Do this: Return the whole listing exactly as it stands.

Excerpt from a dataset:
_____

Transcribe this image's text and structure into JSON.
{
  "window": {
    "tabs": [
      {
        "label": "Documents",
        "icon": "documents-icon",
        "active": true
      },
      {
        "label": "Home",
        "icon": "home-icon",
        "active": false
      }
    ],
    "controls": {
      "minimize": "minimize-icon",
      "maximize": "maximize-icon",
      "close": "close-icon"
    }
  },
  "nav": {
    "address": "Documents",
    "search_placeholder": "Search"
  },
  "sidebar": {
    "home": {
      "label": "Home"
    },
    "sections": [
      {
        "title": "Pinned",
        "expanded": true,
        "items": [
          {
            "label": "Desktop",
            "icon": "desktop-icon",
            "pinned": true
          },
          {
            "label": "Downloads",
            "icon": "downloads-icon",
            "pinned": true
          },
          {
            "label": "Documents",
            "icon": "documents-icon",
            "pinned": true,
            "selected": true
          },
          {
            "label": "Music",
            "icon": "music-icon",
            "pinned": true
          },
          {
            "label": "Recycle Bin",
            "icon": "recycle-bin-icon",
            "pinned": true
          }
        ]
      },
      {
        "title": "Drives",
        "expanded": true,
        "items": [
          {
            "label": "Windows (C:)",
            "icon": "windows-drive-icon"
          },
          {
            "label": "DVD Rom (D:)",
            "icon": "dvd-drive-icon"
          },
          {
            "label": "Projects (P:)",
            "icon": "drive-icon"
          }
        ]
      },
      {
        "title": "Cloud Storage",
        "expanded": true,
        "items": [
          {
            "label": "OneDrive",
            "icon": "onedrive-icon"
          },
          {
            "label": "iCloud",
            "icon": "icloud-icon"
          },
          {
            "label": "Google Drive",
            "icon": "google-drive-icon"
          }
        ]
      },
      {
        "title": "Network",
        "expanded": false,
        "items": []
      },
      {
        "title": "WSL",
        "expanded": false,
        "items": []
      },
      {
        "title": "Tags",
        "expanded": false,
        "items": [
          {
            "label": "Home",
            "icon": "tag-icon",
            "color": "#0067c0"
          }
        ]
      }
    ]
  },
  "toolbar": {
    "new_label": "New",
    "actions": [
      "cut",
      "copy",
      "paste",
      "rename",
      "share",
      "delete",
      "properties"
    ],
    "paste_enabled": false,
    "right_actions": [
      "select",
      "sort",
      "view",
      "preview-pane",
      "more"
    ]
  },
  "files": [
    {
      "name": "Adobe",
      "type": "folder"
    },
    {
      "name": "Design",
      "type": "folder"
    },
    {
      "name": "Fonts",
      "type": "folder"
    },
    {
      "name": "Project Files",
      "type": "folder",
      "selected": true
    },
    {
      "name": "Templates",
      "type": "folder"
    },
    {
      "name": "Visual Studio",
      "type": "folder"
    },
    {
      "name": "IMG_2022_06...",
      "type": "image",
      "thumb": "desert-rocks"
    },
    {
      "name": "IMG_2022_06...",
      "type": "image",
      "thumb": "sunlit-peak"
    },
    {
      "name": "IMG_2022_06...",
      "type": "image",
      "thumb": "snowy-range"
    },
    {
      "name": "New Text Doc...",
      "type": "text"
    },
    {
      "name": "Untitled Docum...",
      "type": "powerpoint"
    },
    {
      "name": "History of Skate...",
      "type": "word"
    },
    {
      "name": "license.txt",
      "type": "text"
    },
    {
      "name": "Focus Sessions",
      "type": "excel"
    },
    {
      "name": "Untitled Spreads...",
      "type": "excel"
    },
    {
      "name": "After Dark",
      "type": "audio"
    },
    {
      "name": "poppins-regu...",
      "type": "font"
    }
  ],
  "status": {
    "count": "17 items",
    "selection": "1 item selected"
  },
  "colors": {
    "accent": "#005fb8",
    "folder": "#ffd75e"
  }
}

_____

Response to this exercise:
Transcribe this image's text and structure into JSON.
{
  "window": {
    "tabs": [
      {
        "label": "Documents",
        "icon": "documents-icon",
        "active": true
      },
      {
        "label": "Home",
        "icon": "home-icon",
        "active": false
      }
    ],
    "controls": {
      "minimize": "minimize-icon",
      "maximize": "maximize-icon",
      "close": "close-icon"
    }
  },
  "nav": {
    "address": "Documents",
    "search_placeholder": "Search"
  },
  "sidebar": {
    "home": {
      "label": "Home"
    },
    "sections": [
      {
        "title": "Pinned",
        "expanded": true,
        "items": [
          {
            "label": "Desktop",
            "icon": "desktop-icon",
            "pinned": true
          },
          {
            "label": "Downloads",
            "icon": "downloads-icon",
            "pinned": true
          },
          {
            "label": "Documents",
            "icon": "documents-icon",
            "pinned": true,
            "selected": true
          },
          {
            "label": "Music",
            "icon": "music-icon",
            "pinned": true
          },
          {
            "label": "Recycle Bin",
            "icon": "recycle-bin-icon",
            "pinned": true
          }
        ]
      },
      {
        "title": "Drives",
        "expanded": true,
        "items": [
          {
            "label": "Windows (C:)",
            "icon": "windows-drive-icon"
          },
          {
            "label": "DVD Rom (D:)",
            "icon": "dvd-drive-icon"
          },
          {
            "label": "Projects (P:)",
            "icon": "drive-icon"
          }
        ]
      },
      {
        "title": "Cloud Storage",
        "expanded": true,
        "items": [
          {
            "label": "OneDrive",
            "icon": "onedrive-icon"
          },
          {
            "label": "iCloud",
            "icon": "icloud-icon"
          },
          {
            "label": "Google Drive",
            "icon": "google-drive-icon"
          }
        ]
      },
      {
        "title": "Network",
        "expanded": false,
        "items": []
      },
      {
        "title": "WSL",
        "expanded": false,
        "items": []
      },
      {
        "title": "Tags",
        "expanded": false,
        "items": [
          {
            "label": "Home",
            "icon": "tag-icon",
            "color": "#0067c0"
          }
        ]
      }
    ]
  },
  "toolbar": {
    "new_label": "New",
    "actions": [
      "cut",
      "copy",
      "paste",
      "rename",
      "share",
      "delete",
      "properties"
    ],
    "paste_enabled": false,
    "right_actions": [
      "select",
      "sort",
      "view",
      "preview-pane",
      "more"
    ]
  },
  "files": [
    {
      "name": "Adobe",
      "type": "folder"
    },
    {
      "name": "Design",
      "type": "folder"
    },
    {
      "name": "Fonts",
      "type": "folder"
    },
    {
      "name": "Project Files",
      "type": "folder",
      "selected": true
    },
    {
      "name": "Templates",
      "type": "folder"
    },
    {
      "name": "Visual Studio",
      "type": "folder"
    },
    {
      "name": "IMG_2022_06...",
      "type": "image",
      "thumb": "desert-rocks"
    },
    {
      "name": "IMG_2022_06...",
      "type": "image",
      "thumb": "sunlit-peak"
    },
    {
      "name": "IMG_2022_06...",
      "type": "image",
      "thumb": "snowy-range"
    },
    {
      "name": "New Text Doc...",
      "type": "text"
    },
    {
      "name": "Untitled Docum...",
      "type": "powerpoint"
    },
    {
      "name": "History of Skate...",
      "type": "word"
    },
    {
      "name": "license.txt",
      "type": "text"
    },
    {
      "name": "Focus Sessions",
      "type": "excel"
    },
    {
      "name": "Untitled Spreads...",
      "type": "excel"
    },
    {
      "name": "After Dark",
      "type": "audio"
    },
    {
      "name": "poppins-regu...",
      "type": "font"
    }
  ],
  "status": {
    "count": "17 items",
    "selection": "1 item selected"
  },
  "colors": {
    "accent": "#005fb8",
    "folder": "#ffd75e"
  }
}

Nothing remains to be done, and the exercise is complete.